▶ [Aim of the exercise]: Please extract every line of the records below that contains the word "central".

# START OF Supplied entries

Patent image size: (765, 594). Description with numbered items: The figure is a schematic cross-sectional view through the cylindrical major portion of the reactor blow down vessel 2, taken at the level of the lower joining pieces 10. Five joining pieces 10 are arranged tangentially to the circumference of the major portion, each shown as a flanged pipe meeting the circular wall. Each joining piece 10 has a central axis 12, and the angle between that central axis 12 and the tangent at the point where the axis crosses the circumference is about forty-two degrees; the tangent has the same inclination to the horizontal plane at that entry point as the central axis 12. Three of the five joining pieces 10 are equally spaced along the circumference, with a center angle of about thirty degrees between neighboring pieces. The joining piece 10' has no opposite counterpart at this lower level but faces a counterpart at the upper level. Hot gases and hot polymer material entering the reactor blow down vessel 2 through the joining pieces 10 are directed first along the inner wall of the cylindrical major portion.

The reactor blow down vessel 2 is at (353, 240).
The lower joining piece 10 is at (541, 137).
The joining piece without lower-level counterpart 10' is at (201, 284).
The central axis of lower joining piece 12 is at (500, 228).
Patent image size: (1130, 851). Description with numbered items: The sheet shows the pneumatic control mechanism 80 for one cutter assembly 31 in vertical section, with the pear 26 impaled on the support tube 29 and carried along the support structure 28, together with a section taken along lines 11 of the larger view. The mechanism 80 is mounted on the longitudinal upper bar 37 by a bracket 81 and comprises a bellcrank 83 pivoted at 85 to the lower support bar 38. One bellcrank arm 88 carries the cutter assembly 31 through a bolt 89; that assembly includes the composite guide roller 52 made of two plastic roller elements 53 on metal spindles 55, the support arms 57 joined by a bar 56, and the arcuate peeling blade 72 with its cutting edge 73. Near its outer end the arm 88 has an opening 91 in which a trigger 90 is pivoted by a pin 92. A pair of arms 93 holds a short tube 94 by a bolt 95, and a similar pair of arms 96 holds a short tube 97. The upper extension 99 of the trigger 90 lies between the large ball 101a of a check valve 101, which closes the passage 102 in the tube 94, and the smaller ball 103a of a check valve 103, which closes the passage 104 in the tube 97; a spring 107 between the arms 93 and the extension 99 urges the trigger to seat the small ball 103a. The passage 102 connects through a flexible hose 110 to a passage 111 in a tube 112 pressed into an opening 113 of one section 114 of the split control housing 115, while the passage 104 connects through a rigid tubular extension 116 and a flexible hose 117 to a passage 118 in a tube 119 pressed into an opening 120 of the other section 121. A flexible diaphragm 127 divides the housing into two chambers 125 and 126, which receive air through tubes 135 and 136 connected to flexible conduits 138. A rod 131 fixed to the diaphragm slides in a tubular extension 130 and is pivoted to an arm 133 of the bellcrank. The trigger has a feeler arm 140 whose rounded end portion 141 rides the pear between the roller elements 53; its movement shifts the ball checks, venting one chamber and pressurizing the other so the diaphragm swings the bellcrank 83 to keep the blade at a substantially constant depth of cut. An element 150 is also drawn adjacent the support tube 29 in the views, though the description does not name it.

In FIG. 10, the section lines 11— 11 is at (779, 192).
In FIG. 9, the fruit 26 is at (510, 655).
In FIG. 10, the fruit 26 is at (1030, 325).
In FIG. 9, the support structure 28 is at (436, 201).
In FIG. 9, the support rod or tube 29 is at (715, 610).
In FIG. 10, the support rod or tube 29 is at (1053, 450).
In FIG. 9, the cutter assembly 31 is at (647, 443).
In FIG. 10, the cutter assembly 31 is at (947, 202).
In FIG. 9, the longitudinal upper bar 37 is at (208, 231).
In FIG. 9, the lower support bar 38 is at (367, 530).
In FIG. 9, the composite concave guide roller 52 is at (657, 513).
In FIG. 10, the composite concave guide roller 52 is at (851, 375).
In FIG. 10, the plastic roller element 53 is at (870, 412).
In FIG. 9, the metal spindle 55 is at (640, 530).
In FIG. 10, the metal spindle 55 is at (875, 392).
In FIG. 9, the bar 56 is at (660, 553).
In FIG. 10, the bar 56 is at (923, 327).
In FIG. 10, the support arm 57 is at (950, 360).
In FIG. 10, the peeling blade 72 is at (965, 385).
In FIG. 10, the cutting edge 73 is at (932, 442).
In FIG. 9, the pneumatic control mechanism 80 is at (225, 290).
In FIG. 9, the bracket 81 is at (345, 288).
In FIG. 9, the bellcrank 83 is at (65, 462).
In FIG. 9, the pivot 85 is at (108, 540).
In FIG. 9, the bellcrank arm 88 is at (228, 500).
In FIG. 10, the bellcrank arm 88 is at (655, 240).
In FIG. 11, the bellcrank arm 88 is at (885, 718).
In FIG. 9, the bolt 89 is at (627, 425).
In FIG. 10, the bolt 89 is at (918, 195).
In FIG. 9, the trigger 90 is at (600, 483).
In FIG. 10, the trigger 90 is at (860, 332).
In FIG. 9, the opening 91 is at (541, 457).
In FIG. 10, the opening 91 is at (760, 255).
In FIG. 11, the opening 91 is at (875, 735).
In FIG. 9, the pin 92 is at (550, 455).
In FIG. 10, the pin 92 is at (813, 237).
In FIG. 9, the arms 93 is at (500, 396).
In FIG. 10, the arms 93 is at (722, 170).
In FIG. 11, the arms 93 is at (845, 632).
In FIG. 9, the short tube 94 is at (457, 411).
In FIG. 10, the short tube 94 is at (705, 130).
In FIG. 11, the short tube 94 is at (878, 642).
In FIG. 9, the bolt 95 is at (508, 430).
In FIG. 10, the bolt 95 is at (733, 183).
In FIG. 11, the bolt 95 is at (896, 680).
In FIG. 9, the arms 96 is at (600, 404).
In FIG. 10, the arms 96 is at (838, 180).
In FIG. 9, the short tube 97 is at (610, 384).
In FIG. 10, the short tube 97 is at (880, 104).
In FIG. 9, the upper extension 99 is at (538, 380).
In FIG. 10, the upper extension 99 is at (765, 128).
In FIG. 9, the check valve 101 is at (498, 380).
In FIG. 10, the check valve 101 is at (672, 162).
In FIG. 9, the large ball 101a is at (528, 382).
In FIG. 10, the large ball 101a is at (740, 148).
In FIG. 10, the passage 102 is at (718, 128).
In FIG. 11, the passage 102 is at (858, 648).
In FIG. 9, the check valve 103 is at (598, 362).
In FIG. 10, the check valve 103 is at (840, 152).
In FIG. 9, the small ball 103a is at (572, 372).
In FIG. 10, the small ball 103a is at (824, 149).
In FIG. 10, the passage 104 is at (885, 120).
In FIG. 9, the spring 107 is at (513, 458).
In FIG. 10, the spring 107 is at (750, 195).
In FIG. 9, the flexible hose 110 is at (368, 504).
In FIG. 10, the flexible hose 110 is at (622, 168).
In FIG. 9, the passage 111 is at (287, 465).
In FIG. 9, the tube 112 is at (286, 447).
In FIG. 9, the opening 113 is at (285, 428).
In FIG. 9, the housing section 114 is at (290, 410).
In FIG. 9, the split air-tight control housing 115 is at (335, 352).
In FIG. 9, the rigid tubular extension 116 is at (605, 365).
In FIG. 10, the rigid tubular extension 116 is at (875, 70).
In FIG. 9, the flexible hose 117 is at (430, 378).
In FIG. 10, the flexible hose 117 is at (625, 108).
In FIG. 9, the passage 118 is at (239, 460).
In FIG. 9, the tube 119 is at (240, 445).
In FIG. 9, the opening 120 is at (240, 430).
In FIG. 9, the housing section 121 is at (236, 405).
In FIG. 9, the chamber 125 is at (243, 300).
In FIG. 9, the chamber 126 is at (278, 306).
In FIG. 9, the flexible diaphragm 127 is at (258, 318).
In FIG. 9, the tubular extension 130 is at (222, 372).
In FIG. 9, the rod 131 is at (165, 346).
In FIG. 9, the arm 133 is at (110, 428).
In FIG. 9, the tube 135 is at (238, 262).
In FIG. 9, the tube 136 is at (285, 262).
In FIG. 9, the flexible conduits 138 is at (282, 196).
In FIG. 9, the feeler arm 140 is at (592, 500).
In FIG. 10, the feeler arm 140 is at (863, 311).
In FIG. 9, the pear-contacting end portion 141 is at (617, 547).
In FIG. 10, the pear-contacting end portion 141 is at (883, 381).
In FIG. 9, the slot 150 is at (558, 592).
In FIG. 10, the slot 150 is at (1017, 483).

# END OF Supplied entries

▶ [Correct output]:
Patent image size: (765, 594). Description with numbered items: The figure is a schematic cross-sectional view through the cylindrical major portion of the reactor blow down vessel 2, taken at the level of the lower joining pieces 10. Five joining pieces 10 are arranged tangentially to the circumference of the major portion, each shown as a flanged pipe meeting the circular wall. Each joining piece 10 has a central axis 12, and the angle between that central axis 12 and the tangent at the point where the axis crosses the circumference is about forty-two degrees; the tangent has the same inclination to the horizontal plane at that entry point as the central axis 12. Three of the five joining pieces 10 are equally spaced along the circumference, with a center angle of about thirty degrees between neighboring pieces. The joining piece 10' has no opposite counterpart at this lower level but faces a counterpart at the upper level. Hot gases and hot polymer material entering the reactor blow down vessel 2 through the joining pieces 10 are directed first along the inner wall of the cylindrical major portion.
The central axis of lower joining piece 12 is at (500, 228).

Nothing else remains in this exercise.